═══ DATASET ENTRIES ═══
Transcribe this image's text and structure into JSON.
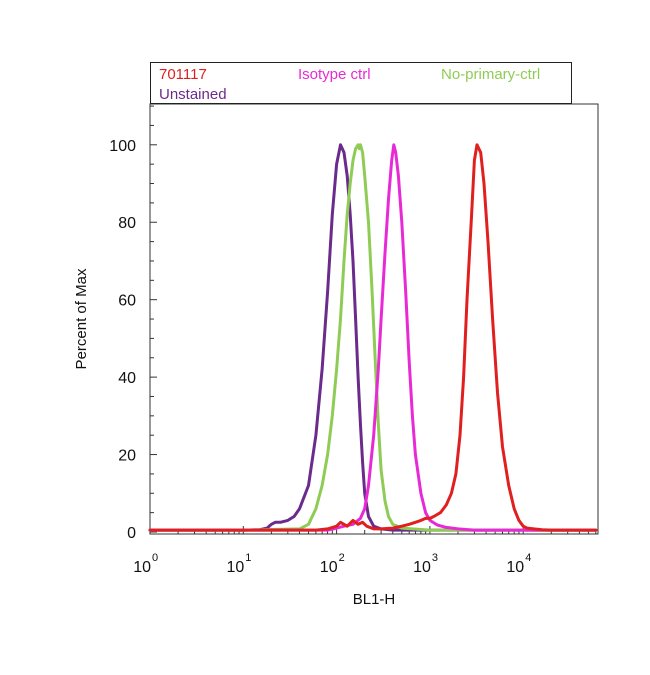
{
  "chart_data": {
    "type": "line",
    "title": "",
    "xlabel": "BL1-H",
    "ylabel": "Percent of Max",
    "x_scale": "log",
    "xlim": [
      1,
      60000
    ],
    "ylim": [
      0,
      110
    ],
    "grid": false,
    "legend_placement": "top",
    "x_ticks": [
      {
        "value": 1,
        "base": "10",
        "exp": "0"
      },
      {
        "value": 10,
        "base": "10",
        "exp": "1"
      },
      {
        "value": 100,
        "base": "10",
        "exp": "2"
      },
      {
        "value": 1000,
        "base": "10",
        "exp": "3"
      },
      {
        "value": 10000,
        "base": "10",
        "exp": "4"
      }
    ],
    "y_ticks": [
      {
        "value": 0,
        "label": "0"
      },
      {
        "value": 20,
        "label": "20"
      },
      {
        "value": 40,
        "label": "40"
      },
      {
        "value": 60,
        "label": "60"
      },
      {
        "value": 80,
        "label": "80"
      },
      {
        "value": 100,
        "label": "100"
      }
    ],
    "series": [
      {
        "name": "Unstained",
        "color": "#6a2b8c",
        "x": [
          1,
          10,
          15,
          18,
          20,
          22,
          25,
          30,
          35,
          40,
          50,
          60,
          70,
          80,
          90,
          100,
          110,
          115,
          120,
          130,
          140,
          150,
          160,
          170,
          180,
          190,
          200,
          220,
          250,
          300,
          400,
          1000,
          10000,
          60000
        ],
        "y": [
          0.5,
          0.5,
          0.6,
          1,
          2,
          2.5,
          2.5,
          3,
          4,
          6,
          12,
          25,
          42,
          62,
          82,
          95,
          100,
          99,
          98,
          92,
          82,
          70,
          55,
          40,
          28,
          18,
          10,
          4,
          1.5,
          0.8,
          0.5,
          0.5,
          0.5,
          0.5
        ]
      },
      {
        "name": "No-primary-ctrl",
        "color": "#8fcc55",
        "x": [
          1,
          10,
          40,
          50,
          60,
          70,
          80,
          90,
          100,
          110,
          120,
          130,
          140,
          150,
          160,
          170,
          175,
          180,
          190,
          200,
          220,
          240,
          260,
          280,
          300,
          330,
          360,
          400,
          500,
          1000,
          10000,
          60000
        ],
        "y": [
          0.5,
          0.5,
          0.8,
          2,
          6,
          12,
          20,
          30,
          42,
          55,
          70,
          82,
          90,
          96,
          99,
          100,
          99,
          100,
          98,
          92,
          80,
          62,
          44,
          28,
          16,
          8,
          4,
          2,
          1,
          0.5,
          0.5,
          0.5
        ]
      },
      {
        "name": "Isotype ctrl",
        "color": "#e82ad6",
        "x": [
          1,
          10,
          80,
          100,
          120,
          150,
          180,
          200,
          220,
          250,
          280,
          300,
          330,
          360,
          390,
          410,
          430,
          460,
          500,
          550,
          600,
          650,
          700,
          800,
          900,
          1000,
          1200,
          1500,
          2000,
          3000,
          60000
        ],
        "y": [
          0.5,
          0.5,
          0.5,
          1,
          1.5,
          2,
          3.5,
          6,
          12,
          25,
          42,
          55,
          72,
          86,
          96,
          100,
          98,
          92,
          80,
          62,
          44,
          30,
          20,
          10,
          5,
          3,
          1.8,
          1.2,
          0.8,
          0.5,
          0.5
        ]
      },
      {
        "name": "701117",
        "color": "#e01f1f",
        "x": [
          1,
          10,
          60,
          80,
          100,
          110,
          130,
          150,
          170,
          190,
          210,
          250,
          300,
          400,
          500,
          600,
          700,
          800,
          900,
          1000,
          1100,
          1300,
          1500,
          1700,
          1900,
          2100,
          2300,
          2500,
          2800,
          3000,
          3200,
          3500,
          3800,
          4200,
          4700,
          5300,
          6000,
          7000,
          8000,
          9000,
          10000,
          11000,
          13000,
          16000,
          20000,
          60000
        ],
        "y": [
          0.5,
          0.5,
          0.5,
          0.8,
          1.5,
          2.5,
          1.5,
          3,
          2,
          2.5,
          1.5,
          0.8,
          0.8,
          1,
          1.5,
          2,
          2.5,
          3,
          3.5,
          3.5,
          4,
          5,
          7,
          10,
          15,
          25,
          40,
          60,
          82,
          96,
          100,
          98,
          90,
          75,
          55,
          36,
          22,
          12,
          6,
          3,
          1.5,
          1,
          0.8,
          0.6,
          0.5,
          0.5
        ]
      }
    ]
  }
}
═══
═══ DATASET ENTRIES ═══
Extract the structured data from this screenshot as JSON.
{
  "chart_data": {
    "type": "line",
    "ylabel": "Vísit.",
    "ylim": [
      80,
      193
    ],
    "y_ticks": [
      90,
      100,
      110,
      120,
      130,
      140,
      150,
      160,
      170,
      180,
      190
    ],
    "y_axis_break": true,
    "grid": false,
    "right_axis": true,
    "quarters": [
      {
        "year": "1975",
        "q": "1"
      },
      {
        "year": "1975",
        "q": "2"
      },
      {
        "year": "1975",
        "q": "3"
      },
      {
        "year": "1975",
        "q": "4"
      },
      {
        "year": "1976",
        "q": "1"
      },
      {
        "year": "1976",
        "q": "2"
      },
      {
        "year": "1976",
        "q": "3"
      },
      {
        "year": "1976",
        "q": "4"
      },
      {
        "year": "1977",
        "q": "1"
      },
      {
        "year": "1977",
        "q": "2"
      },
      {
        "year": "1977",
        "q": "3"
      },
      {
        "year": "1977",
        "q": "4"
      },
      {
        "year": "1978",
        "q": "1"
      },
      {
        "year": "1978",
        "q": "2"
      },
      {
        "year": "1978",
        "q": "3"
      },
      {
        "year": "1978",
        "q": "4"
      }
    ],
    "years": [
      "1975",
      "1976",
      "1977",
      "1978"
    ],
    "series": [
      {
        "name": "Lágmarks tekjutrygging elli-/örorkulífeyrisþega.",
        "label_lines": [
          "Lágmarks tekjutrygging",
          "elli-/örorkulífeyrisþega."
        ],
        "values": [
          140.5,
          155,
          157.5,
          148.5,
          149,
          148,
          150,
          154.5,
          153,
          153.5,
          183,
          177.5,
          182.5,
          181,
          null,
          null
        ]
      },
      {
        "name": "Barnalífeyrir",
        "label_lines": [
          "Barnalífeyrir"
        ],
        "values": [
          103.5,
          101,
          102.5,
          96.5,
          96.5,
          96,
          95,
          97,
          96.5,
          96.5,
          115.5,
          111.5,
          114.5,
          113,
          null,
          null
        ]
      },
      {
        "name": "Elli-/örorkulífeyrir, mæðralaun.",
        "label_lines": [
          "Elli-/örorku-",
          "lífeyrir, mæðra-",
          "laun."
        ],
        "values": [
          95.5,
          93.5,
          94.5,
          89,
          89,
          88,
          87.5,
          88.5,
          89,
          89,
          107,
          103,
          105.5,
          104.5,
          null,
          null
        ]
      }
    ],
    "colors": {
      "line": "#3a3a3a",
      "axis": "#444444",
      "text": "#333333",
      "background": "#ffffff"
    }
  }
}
═══
GOAL ▸
Give the count of lines holding the word "text" and nothing more.

ANSWER TO THE TASK ▸
2